| Set of tasks |
a. Rewrite the stretch of the granite passage from "Granite is called" through "hard and tough.", putting "building" wherever "construction" appears.
b. Write the next part of the passage about granite, picking up after its final line.

| Reading passage |
= Beginning of Section =
Granite is a type of coarse-grained igneous rock, which means it was formed from cooling magma from a volcano. The name is derived from the Latin “granum” which means grain, referring to its coarse nature. Because it forms when magma cools slowly, the structure is holocrystalline; the crystals harden in an interlocked manner rather than as individual crystals.

Granite is called a felsic rock because it is rich in feldspar and quartz. It also contains mica and horneblend, which is a dark type of silica. Depending on the composition of the slab, it has varying combinations of pink, gray and white. For a slab of igneous rock to be classified as granite, it has to be made up of at least 65% alkali feldspar and 20% quartz.

Some slabs that may look like granite but do not contain these minimum amounts of feldspar and quartz are prefaced with the terms “granitoid” or “granitic.” The distinction can be important in determining the hardness of the slab. Granite has become popular in construction precisely because it is hard and tough.

What are the advantages of granite as countertop material?
= End of Section =
| Data shown |
= Beginning of Section =
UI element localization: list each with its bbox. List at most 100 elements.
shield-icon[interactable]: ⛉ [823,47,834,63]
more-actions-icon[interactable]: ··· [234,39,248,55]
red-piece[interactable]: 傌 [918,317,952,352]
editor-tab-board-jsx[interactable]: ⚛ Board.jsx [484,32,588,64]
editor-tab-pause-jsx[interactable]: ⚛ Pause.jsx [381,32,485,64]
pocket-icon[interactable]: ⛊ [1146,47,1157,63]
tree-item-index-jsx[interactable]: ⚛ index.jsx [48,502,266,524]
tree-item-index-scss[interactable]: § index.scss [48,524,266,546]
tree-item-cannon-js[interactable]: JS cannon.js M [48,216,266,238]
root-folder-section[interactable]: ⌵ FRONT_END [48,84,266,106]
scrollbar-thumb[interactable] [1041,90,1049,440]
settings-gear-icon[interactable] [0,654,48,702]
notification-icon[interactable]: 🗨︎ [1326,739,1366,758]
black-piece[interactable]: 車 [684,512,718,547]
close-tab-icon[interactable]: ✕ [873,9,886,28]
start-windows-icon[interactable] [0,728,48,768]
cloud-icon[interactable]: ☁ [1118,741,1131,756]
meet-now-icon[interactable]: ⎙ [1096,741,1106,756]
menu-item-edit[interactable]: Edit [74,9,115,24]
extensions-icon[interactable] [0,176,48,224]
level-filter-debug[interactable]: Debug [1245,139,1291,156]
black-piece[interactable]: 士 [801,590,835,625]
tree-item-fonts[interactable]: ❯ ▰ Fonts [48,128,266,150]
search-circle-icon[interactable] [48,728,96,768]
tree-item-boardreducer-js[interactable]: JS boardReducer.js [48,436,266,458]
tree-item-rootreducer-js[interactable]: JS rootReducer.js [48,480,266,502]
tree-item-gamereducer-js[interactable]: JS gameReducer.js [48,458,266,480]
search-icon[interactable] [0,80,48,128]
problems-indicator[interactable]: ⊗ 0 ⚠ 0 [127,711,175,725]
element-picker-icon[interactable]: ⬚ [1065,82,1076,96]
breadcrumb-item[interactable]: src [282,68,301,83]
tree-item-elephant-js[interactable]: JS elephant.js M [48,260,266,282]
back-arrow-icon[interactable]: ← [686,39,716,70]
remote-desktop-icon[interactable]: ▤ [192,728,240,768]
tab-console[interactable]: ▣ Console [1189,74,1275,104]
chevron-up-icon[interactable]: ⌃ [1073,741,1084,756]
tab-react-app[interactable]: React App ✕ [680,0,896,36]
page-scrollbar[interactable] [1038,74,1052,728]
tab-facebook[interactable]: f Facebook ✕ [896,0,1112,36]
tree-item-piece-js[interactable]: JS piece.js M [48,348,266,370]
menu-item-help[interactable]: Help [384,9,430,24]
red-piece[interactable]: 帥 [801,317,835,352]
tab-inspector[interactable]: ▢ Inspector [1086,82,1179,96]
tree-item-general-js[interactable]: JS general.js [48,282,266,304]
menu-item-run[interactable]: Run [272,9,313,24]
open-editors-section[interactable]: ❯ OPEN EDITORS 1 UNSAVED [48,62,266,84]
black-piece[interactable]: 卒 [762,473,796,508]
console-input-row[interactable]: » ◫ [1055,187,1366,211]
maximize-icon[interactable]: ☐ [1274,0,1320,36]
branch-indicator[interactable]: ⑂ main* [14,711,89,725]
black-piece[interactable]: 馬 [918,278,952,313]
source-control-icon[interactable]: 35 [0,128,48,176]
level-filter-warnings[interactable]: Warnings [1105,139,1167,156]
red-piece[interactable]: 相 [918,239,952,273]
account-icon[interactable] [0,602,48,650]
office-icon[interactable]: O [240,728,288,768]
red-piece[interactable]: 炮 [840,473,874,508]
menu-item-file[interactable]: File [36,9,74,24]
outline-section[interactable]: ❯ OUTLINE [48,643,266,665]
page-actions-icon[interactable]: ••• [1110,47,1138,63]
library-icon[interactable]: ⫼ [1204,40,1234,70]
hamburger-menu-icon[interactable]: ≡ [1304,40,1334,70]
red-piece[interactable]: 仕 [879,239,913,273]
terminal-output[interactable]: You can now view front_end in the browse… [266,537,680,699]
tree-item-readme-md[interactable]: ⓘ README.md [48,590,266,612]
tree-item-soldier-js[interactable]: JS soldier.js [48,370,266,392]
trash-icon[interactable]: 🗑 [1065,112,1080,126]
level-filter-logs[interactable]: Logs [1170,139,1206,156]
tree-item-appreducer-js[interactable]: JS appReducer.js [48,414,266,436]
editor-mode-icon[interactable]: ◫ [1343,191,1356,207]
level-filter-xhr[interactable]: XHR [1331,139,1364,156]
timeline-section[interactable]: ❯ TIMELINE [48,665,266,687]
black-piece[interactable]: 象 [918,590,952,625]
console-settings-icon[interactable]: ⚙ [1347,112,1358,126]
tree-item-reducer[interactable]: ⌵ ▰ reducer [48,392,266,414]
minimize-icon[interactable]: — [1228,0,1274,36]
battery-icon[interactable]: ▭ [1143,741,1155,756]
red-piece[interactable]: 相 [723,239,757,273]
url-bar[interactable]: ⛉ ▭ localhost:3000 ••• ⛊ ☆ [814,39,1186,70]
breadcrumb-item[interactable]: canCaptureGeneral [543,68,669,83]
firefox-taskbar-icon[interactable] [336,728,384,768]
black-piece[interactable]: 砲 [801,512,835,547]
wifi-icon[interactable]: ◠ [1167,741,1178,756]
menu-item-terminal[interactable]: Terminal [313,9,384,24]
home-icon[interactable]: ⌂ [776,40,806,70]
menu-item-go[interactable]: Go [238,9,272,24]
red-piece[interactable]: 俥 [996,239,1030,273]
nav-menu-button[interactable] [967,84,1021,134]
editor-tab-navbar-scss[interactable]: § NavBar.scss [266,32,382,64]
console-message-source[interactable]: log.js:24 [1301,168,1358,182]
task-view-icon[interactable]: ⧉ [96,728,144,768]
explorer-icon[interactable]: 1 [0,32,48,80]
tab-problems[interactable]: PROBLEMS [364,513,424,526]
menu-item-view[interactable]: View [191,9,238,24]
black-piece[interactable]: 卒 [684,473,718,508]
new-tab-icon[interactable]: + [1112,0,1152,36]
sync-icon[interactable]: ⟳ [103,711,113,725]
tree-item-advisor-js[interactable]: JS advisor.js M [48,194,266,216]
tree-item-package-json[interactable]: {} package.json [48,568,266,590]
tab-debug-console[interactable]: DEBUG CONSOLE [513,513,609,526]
= End of Section =
| Exercise results |
a.
Granite is called a felsic rock because it is rich in feldspar and quartz. It also contains mica and horneblend, which is a dark type of silica. Depending on the composition of the slab, it has varying combinations of pink, gray and white. For a slab of igneous rock to be classified as granite, it has to be made up of at least 65% alkali feldspar and 20% quartz.

Some slabs that may look like granite but do not contain these minimum amounts of feldspar and quartz are prefaced with the terms “granitoid” or “granitic.” The distinction can be important in determining the hardness of the slab. Granite has become popular in building precisely because it is hard and tough.

b.
Durable and low maintenance

Because granite crystals are interlocked, it makes it harder to take apart. This makes it ideal as material for countertops because it does not easily scratch, even if you use a knife on it. It is not proof against a sledgehammer or other deliberate attempts to cause damage, of course, but otherwise it is hardy enough to last as long as the house remains standing, and perhaps much longer than that.

This interlocking structure also reduces the porosity of granite to the point that it is generally stain proof, so it is easy to clean and sanitize. However, many granite slabs may have micro fissures that will cause small irregularities to appear on the surface. Commercially prepared granite is sealed to smoothed out these irregularities and to make it even more durable and low maintenance. At most, you may need to reapply the sealant once in a while. Learn more about Granite from


No two granite slabs are exactly alike, even if they have the same composition. Nature rarely creates something that is not unique, which is why natural stone is such a distinctive part of any décor. Granite is available in an infinite combination of colors and patterns, depending on its mineralogy. A slight variation in the percentage of feldspar or mica in the mix can produce a completely different appearance. While white, pink and gray are the most common colors, you may encounter some orange, blue, and green in there as well. Check out How its made Granite Video to learn more.

You may decide on a slab because you like the color combination or the pattern, but it does not hurt to know why it happens to be that way. Here are the crystals that determine the color of your granite countertop. See if you can identify each one.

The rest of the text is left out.